[begin EXERCISE DATA]
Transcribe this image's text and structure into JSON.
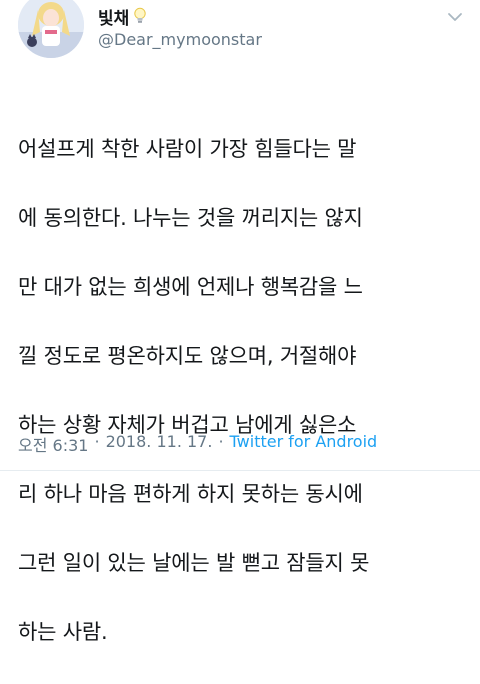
{
  "user": {
    "display_name": "빛채",
    "handle": "@Dear_mymoonstar",
    "avatar_icon": "anime-character-avatar",
    "badge_icon": "lightbulb-icon"
  },
  "tweet": {
    "lines": [
      "어설프게 착한 사람이 가장 힘들다는 말",
      "에 동의한다. 나누는 것을 꺼리지는 않지",
      "만 대가 없는 희생에 언제나 행복감을 느",
      "낄 정도로 평온하지도 않으며, 거절해야",
      "하는 상황 자체가 버겁고 남에게 싫은소",
      "리 하나 마음 편하게 하지 못하는 동시에",
      "그런 일이 있는 날에는 발 뻗고 잠들지 못",
      "하는 사람."
    ]
  },
  "meta": {
    "time": "오전 6:31",
    "date": "2018. 11. 17.",
    "separator": "·",
    "source": "Twitter for Android"
  },
  "colors": {
    "text": "#14171a",
    "secondary": "#657786",
    "link": "#1da1f2"
  }
}
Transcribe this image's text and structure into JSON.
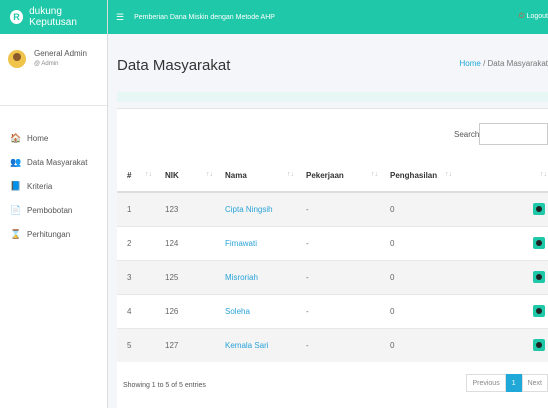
[end EXERCISE DATA]
## TASK TO CARRY OUT
Skip the images and write out the rest of the listing exactly.

## ANSWER TO THE PROBLEM
Transcribe this image's text and structure into JSON.
{
  "user": {
    "display_name": "빛채",
    "handle": "@Dear_mymoonstar",
    "avatar_icon": "anime-character-avatar",
    "badge_icon": "lightbulb-icon"
  },
  "tweet": {
    "lines": [
      "어설프게 착한 사람이 가장 힘들다는 말",
      "에 동의한다. 나누는 것을 꺼리지는 않지",
      "만 대가 없는 희생에 언제나 행복감을 느",
      "낄 정도로 평온하지도 않으며, 거절해야",
      "하는 상황 자체가 버겁고 남에게 싫은소",
      "리 하나 마음 편하게 하지 못하는 동시에",
      "그런 일이 있는 날에는 발 뻗고 잠들지 못",
      "하는 사람."
    ]
  },
  "meta": {
    "time": "오전 6:31",
    "date": "2018. 11. 17.",
    "separator": "·",
    "source": "Twitter for Android"
  },
  "colors": {
    "text": "#14171a",
    "secondary": "#657786",
    "link": "#1da1f2"
  }
}
Transcribe this image's text and structure into JSON.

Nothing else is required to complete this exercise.